Extract every line below that contains the word "marker".
++++ RAW DATA ++++
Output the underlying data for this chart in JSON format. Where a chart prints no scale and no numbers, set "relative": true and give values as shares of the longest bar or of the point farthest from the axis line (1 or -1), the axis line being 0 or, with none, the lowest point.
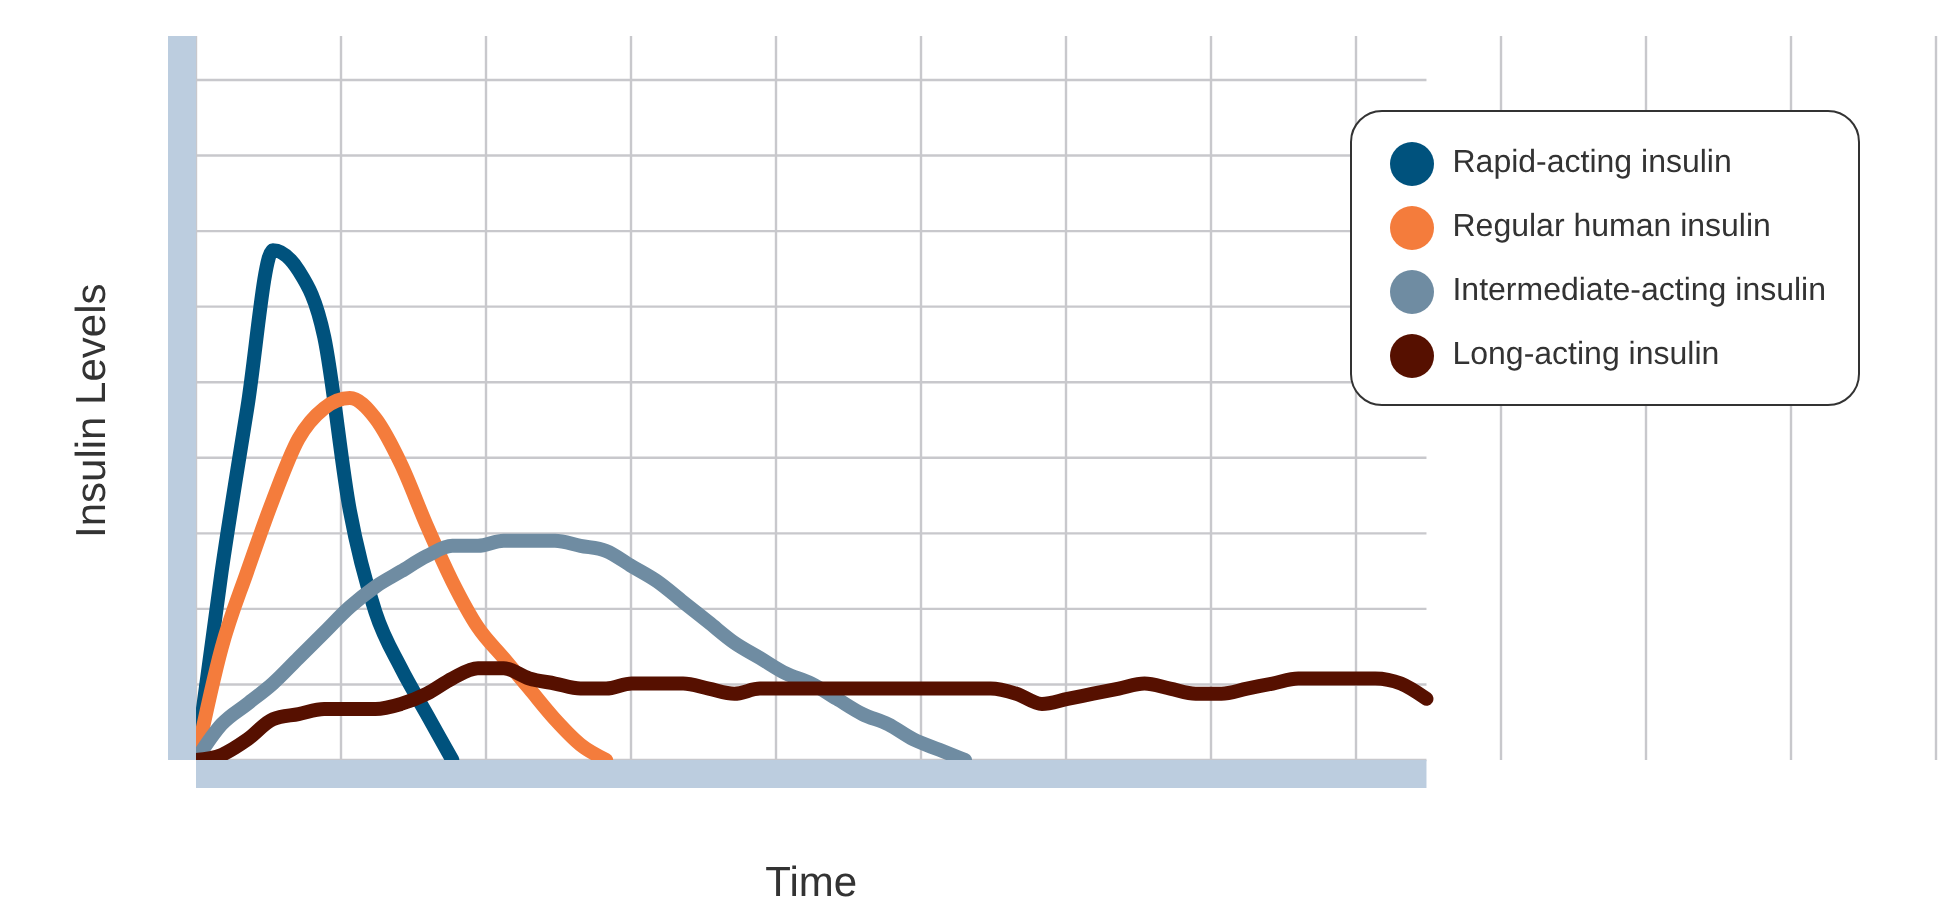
{
  "chart_data": {
    "type": "line",
    "relative": true,
    "xlabel": "Time",
    "ylabel": "Insulin Levels",
    "grid": true,
    "legend": "top right",
    "marker": "none",
    "line_style": "solid",
    "categories": [
      null,
      null,
      null,
      null,
      null,
      null,
      null,
      null,
      null,
      null,
      null,
      null,
      null,
      null,
      null,
      null,
      null,
      null,
      null,
      null,
      null,
      null,
      null,
      null,
      null,
      null,
      null,
      null,
      null,
      null,
      null,
      null,
      null,
      null,
      null,
      null,
      null,
      null,
      null,
      null,
      null,
      null,
      null,
      null,
      null,
      null,
      null,
      null,
      null
    ],
    "series": [
      {
        "name": "Rapid-acting insulin",
        "color": "#00527d",
        "values": [
          0,
          0.37,
          0.69,
          1.0,
          0.96,
          0.83,
          0.49,
          0.29,
          0.18,
          0.09,
          0,
          null,
          null,
          null,
          null,
          null,
          null,
          null,
          null,
          null,
          null,
          null,
          null,
          null,
          null,
          null,
          null,
          null,
          null,
          null,
          null,
          null,
          null,
          null,
          null,
          null,
          null,
          null,
          null,
          null,
          null,
          null,
          null,
          null,
          null,
          null,
          null,
          null,
          null
        ]
      },
      {
        "name": "Regular human insulin",
        "color": "#f47c3c",
        "values": [
          0,
          0.22,
          0.37,
          0.51,
          0.63,
          0.69,
          0.71,
          0.67,
          0.58,
          0.46,
          0.35,
          0.26,
          0.2,
          0.14,
          0.08,
          0.03,
          0,
          null,
          null,
          null,
          null,
          null,
          null,
          null,
          null,
          null,
          null,
          null,
          null,
          null,
          null,
          null,
          null,
          null,
          null,
          null,
          null,
          null,
          null,
          null,
          null,
          null,
          null,
          null,
          null,
          null,
          null,
          null,
          null
        ]
      },
      {
        "name": "Intermediate-acting insulin",
        "color": "#6f8ca2",
        "values": [
          0,
          0.07,
          0.11,
          0.15,
          0.2,
          0.25,
          0.3,
          0.34,
          0.37,
          0.4,
          0.42,
          0.42,
          0.43,
          0.43,
          0.43,
          0.42,
          0.41,
          0.38,
          0.35,
          0.31,
          0.27,
          0.23,
          0.2,
          0.17,
          0.15,
          0.12,
          0.09,
          0.07,
          0.04,
          0.02,
          0,
          null,
          null,
          null,
          null,
          null,
          null,
          null,
          null,
          null,
          null,
          null,
          null,
          null,
          null,
          null,
          null,
          null,
          null
        ]
      },
      {
        "name": "Long-acting insulin",
        "color": "#561000",
        "values": [
          0,
          0.01,
          0.04,
          0.08,
          0.09,
          0.1,
          0.1,
          0.1,
          0.11,
          0.13,
          0.16,
          0.18,
          0.18,
          0.16,
          0.15,
          0.14,
          0.14,
          0.15,
          0.15,
          0.15,
          0.14,
          0.13,
          0.14,
          0.14,
          0.14,
          0.14,
          0.14,
          0.14,
          0.14,
          0.14,
          0.14,
          0.14,
          0.13,
          0.11,
          0.12,
          0.13,
          0.14,
          0.15,
          0.14,
          0.13,
          0.13,
          0.14,
          0.15,
          0.16,
          0.16,
          0.16,
          0.16,
          0.15,
          0.12
        ]
      }
    ]
  }
}
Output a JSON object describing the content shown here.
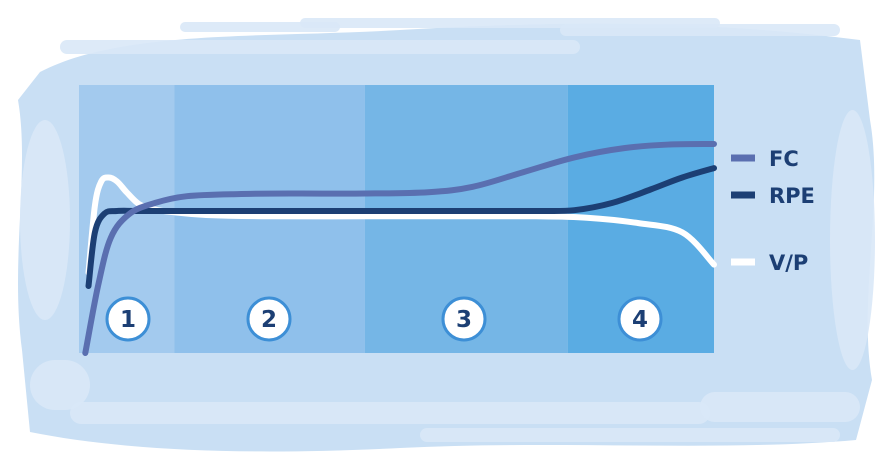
{
  "chart_data": {
    "type": "line",
    "title": "",
    "xlabel": "",
    "ylabel": "",
    "grid": false,
    "legend_placement": "right",
    "x_domain": [
      0,
      100
    ],
    "y_domain": [
      0,
      100
    ],
    "phases": [
      {
        "label": "1",
        "x_start": 0,
        "x_end": 15,
        "color": "#a3caee"
      },
      {
        "label": "2",
        "x_start": 15,
        "x_end": 45,
        "color": "#8fc0eb"
      },
      {
        "label": "3",
        "x_start": 45,
        "x_end": 77,
        "color": "#75b6e6"
      },
      {
        "label": "4",
        "x_start": 77,
        "x_end": 100,
        "color": "#5aace3"
      }
    ],
    "series": [
      {
        "name": "FC",
        "color": "#5a6fb0",
        "x": [
          1,
          3,
          5,
          8,
          12,
          17,
          25,
          35,
          45,
          55,
          62,
          70,
          78,
          86,
          93,
          100
        ],
        "y": [
          0,
          25,
          43,
          52,
          56,
          58.5,
          59.3,
          59.5,
          59.5,
          60,
          62,
          67.5,
          73,
          76.5,
          77.8,
          78
        ]
      },
      {
        "name": "RPE",
        "color": "#1c3f74",
        "x": [
          1.5,
          2.5,
          4,
          6,
          10,
          20,
          40,
          60,
          72,
          78,
          84,
          90,
          95,
          100
        ],
        "y": [
          25,
          45,
          52,
          53,
          53,
          53,
          53,
          53,
          53,
          53.3,
          56,
          61,
          65.5,
          69
        ]
      },
      {
        "name": "V/P",
        "color": "#ffffff",
        "x": [
          1.5,
          2.5,
          3.5,
          4.7,
          6,
          7.5,
          9.5,
          12,
          15,
          20,
          30,
          45,
          60,
          72,
          80,
          88,
          95,
          100
        ],
        "y": [
          30,
          55,
          64,
          65.5,
          64,
          60,
          55.5,
          53.5,
          52.5,
          51.5,
          51,
          51,
          51,
          51,
          50.5,
          48.5,
          45,
          33
        ]
      }
    ]
  },
  "colors": {
    "backdrop": "#c9dff4",
    "backdrop_light": "#d9e8f7",
    "badge_fill": "#ffffff",
    "badge_stroke": "#3d8fd6",
    "legend_text": "#1c3f74"
  }
}
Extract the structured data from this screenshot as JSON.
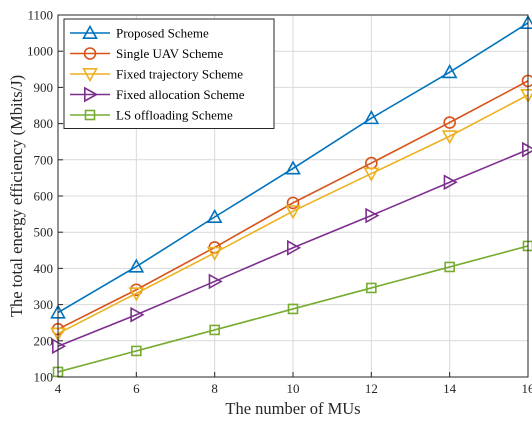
{
  "chart_data": {
    "type": "line",
    "xlabel": "The number of MUs",
    "ylabel": "The total energy efficiency (Mbits/J)",
    "x": [
      4,
      6,
      8,
      10,
      12,
      14,
      16
    ],
    "xlim": [
      4,
      16
    ],
    "ylim": [
      100,
      1100
    ],
    "xticks": [
      4,
      6,
      8,
      10,
      12,
      14,
      16
    ],
    "yticks": [
      100,
      200,
      300,
      400,
      500,
      600,
      700,
      800,
      900,
      1000,
      1100
    ],
    "grid": true,
    "legend_position": "top-left",
    "series": [
      {
        "name": "Proposed Scheme",
        "color": "#0072BD",
        "marker": "triangle-up",
        "values": [
          278,
          405,
          542,
          676,
          815,
          942,
          1078
        ]
      },
      {
        "name": "Single UAV Scheme",
        "color": "#D95319",
        "marker": "circle",
        "values": [
          232,
          341,
          458,
          581,
          691,
          803,
          918
        ]
      },
      {
        "name": "Fixed trajectory Scheme",
        "color": "#EDB120",
        "marker": "triangle-down",
        "values": [
          220,
          331,
          443,
          558,
          662,
          765,
          879
        ]
      },
      {
        "name": "Fixed allocation Scheme",
        "color": "#7E2F8E",
        "marker": "triangle-right",
        "values": [
          185,
          272,
          364,
          457,
          546,
          638,
          728
        ]
      },
      {
        "name": "LS offloading Scheme",
        "color": "#77AC30",
        "marker": "square",
        "values": [
          114,
          172,
          230,
          288,
          346,
          404,
          462
        ]
      }
    ]
  }
}
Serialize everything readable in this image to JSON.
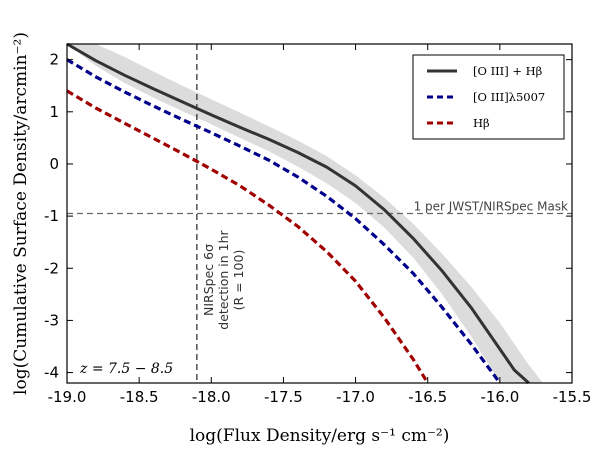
{
  "chart_data": {
    "type": "line",
    "xlabel": "log(Flux Density/erg s⁻¹ cm⁻²)",
    "ylabel": "log(Cumulative Surface Density/arcmin⁻²)",
    "xlim": [
      -19.0,
      -15.5
    ],
    "ylim": [
      -4.2,
      2.3
    ],
    "x_ticks": [
      "-19.0",
      "-18.5",
      "-18.0",
      "-17.5",
      "-17.0",
      "-16.5",
      "-16.0",
      "-15.5"
    ],
    "y_ticks": [
      "2",
      "1",
      "0",
      "-1",
      "-2",
      "-3",
      "-4"
    ],
    "x_tick_values": [
      -19.0,
      -18.5,
      -18.0,
      -17.5,
      -17.0,
      -16.5,
      -16.0,
      -15.5
    ],
    "y_tick_values": [
      2,
      1,
      0,
      -1,
      -2,
      -3,
      -4
    ],
    "grid": false,
    "legend_position": "top-right",
    "series": [
      {
        "name": "[O III] + Hβ",
        "style": "solid",
        "color": "#333333",
        "x": [
          -19.0,
          -18.8,
          -18.6,
          -18.4,
          -18.2,
          -18.0,
          -17.8,
          -17.6,
          -17.4,
          -17.2,
          -17.0,
          -16.8,
          -16.6,
          -16.4,
          -16.2,
          -16.0,
          -15.9,
          -15.8
        ],
        "y": [
          2.3,
          1.98,
          1.7,
          1.44,
          1.19,
          0.94,
          0.7,
          0.47,
          0.22,
          -0.06,
          -0.42,
          -0.88,
          -1.43,
          -2.05,
          -2.75,
          -3.55,
          -3.95,
          -4.2
        ]
      },
      {
        "name": "[O III]λ5007",
        "style": "dashed",
        "color": "#00008b",
        "x": [
          -19.0,
          -18.8,
          -18.6,
          -18.4,
          -18.2,
          -18.0,
          -17.8,
          -17.6,
          -17.4,
          -17.2,
          -17.0,
          -16.8,
          -16.6,
          -16.4,
          -16.2,
          -16.0
        ],
        "y": [
          2.0,
          1.67,
          1.38,
          1.11,
          0.85,
          0.6,
          0.34,
          0.07,
          -0.25,
          -0.62,
          -1.05,
          -1.55,
          -2.1,
          -2.75,
          -3.45,
          -4.2
        ]
      },
      {
        "name": "Hβ",
        "style": "dashed",
        "color": "#a00000",
        "x": [
          -19.0,
          -18.8,
          -18.6,
          -18.4,
          -18.2,
          -18.0,
          -17.8,
          -17.6,
          -17.4,
          -17.2,
          -17.0,
          -16.8,
          -16.6,
          -16.5
        ],
        "y": [
          1.4,
          1.07,
          0.78,
          0.49,
          0.2,
          -0.1,
          -0.42,
          -0.79,
          -1.2,
          -1.68,
          -2.25,
          -2.95,
          -3.75,
          -4.2
        ]
      }
    ],
    "uncertainty_band": {
      "series": "[O III] + Hβ",
      "color": "#dcdcdc",
      "x": [
        -19.0,
        -18.8,
        -18.6,
        -18.4,
        -18.2,
        -18.0,
        -17.8,
        -17.6,
        -17.4,
        -17.2,
        -17.0,
        -16.8,
        -16.6,
        -16.4,
        -16.2,
        -16.0,
        -15.8,
        -15.7
      ],
      "y_upper": [
        2.3,
        2.3,
        2.05,
        1.77,
        1.5,
        1.24,
        0.98,
        0.72,
        0.45,
        0.15,
        -0.22,
        -0.65,
        -1.15,
        -1.72,
        -2.35,
        -3.05,
        -3.85,
        -4.2
      ],
      "y_lower": [
        2.3,
        1.88,
        1.55,
        1.27,
        1.01,
        0.76,
        0.5,
        0.24,
        -0.05,
        -0.37,
        -0.75,
        -1.22,
        -1.8,
        -2.5,
        -3.3,
        -4.2,
        -4.2,
        -4.2
      ]
    },
    "reference_lines": [
      {
        "orientation": "horizontal",
        "y": -0.95,
        "label": "1 per JWST/NIRSpec Mask"
      },
      {
        "orientation": "vertical",
        "x": -18.1,
        "label_lines": [
          "NIRSpec 6σ",
          "detection in 1hr",
          "(R = 100)"
        ]
      }
    ],
    "annotations": [
      {
        "text": "z = 7.5 − 8.5",
        "position": "bottom-left"
      }
    ]
  }
}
++++
» OUTPUT OF THE TASK:
    "marker": "none",
        "marker": "triangle-up",
        "marker": "circle",
        "marker": "triangle-down",
        "marker": "triangle-right",
        "marker": "square",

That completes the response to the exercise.